La paranza dei bambini

di Claudio Giovannesi

Una banda di ragazzi e una transizione irrevocabile verso l'età adulta e la colpevolezza

La paranza dei bambini – recensione film Giovannesi

I cosiddetti bambini de La paranza dei bambini sono sulla soglia dell’età adulta, sul punto di un cambiamento irrevocabile. Nicola (Francesco Di Napoli), Lollipop, Biscottino e gli altri vivono in un limbo di periferia, piccoli teppisti il cui disorientamento è il segno di una sconfitta civile, genitoriale, sociale. Affamati di vita e di soldi, colgono la prima occasione per entrare nel mondo del crimine come piccoli spacciatori. Ma vogliono di più, sempre di più. Il prezzo da pagare, in termini personali e morali, è altissimo.

Dopo Alì ha gli occhi azzurri e Fiore, Claudio Giovannesi riprende la sua incursione nella psiche e nelle emozioni della gioventù, mettendone in scena la forza selvaggia e sincera. Adattando l'omonimo libro di Roberto Saviano, il regista si concentra su ciò che è più in sintonia con la sua idea di cinema: un cinema di corpi e di quieti pedinamenti, sobrio e trattenuto, e per questo tremendamente coinvolgente nei suoi momenti di esplosione e rottura. In equilibrio elegante tra cinema di genere e sguardo da documentarista, La paranza dei bambini mette a fuoco una trasformazione in corso attraverso riti di iniziazione, porte che si aprono, amori e gerarchie famigliari che si ribaltano. La violenza, naturalmente, non manca, ma l’unicità dello sguardo del regista è valorizzata da altri momenti e altre scene: la quiete di una colazione con il fratellino e la lotta per l’ultima crostatina, il momento di dolore successivo al primo omicidio, lo sguardo di una madre impotente. Tappe obbligate di una tragedia già scritta: ogni senso di vittoria sembra effimero e tremendamente ingenuo, e allo spettatore resta negli occhi la consapevolezza che il futuro di Nicola sia ineluttabilmente segnato.
════════
◆ Obiettivo a
Riscrivi l'elenco dei record sostituendo "svg-text" con "testo-svg" e lasciando invariato tutto il resto. Nella risposta ometti le immagini.

[Record da una fonte di dati]
════════
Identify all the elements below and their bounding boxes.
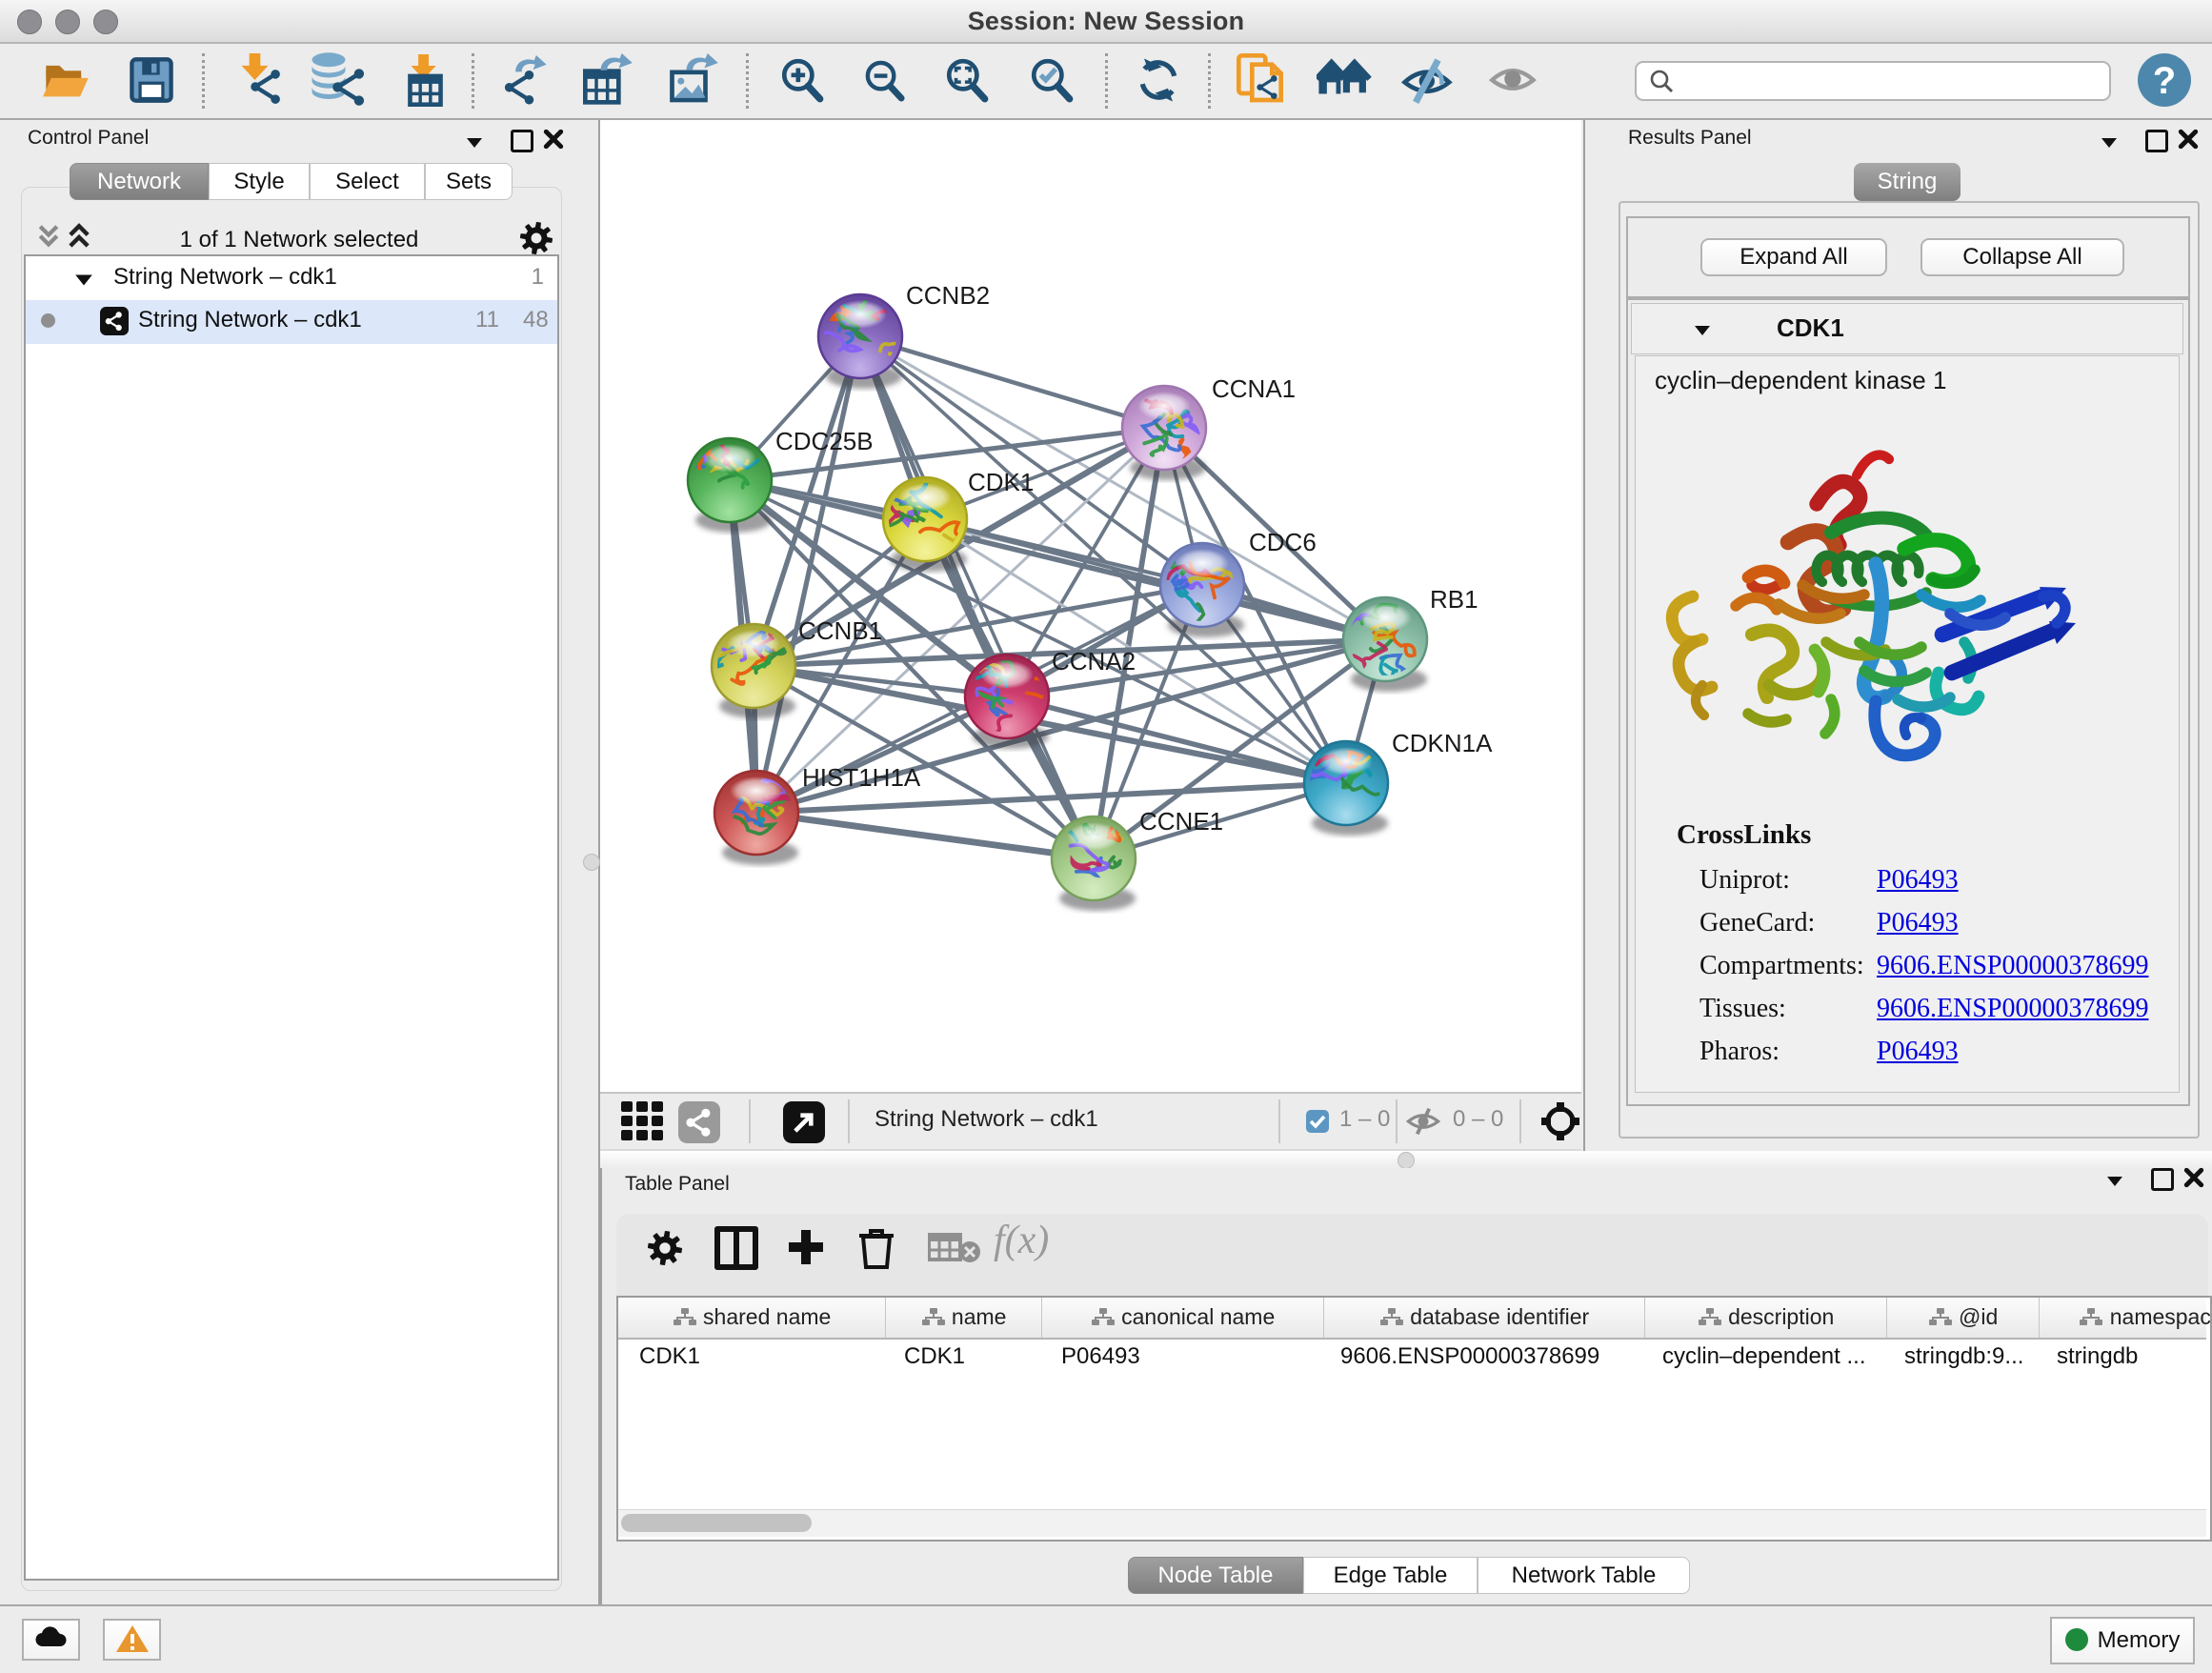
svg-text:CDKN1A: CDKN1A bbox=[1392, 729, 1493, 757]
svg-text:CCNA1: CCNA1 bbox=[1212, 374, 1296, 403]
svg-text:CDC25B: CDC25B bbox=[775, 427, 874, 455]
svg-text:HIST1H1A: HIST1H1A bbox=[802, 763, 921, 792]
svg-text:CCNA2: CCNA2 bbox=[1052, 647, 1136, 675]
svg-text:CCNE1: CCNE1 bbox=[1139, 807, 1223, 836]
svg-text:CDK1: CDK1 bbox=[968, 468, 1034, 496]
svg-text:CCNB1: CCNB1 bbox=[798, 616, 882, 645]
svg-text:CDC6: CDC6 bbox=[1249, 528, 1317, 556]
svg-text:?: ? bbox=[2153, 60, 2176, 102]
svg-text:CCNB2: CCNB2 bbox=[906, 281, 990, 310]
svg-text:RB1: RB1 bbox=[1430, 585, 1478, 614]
════════
◆ Obiettivo b
Ricopia dalla recensione del film tutto il testo da "I cosiddetti bambini" fino a "morali, è altissimo.".

◆ Risultato a
Identify all the elements below and their bounding boxes.
testo-svg:CDKN1A: CDKN1A bbox=[1392, 729, 1493, 757]
testo-svg:CCNA1: CCNA1 bbox=[1212, 374, 1296, 403]
testo-svg:CDC25B: CDC25B bbox=[775, 427, 874, 455]
testo-svg:HIST1H1A: HIST1H1A bbox=[802, 763, 921, 792]
testo-svg:CCNA2: CCNA2 bbox=[1052, 647, 1136, 675]
testo-svg:CCNE1: CCNE1 bbox=[1139, 807, 1223, 836]
testo-svg:CDK1: CDK1 bbox=[968, 468, 1034, 496]
testo-svg:CCNB1: CCNB1 bbox=[798, 616, 882, 645]
testo-svg:CDC6: CDC6 bbox=[1249, 528, 1317, 556]
testo-svg:?: ? bbox=[2153, 60, 2176, 102]
testo-svg:CCNB2: CCNB2 bbox=[906, 281, 990, 310]
testo-svg:RB1: RB1 bbox=[1430, 585, 1478, 614]

◆ Risultato b
I cosiddetti bambini de La paranza dei bambini sono sulla soglia dell’età adulta, sul punto di un cambiamento irrevocabile. Nicola (Francesco Di Napoli), Lollipop, Biscottino e gli altri vivono in un limbo di periferia, piccoli teppisti il cui disorientamento è il segno di una sconfitta civile, genitoriale, sociale. Affamati di vita e di soldi, colgono la prima occasione per entrare nel mondo del crimine come piccoli spacciatori. Ma vogliono di più, sempre di più. Il prezzo da pagare, in termini personali e morali, è altissimo.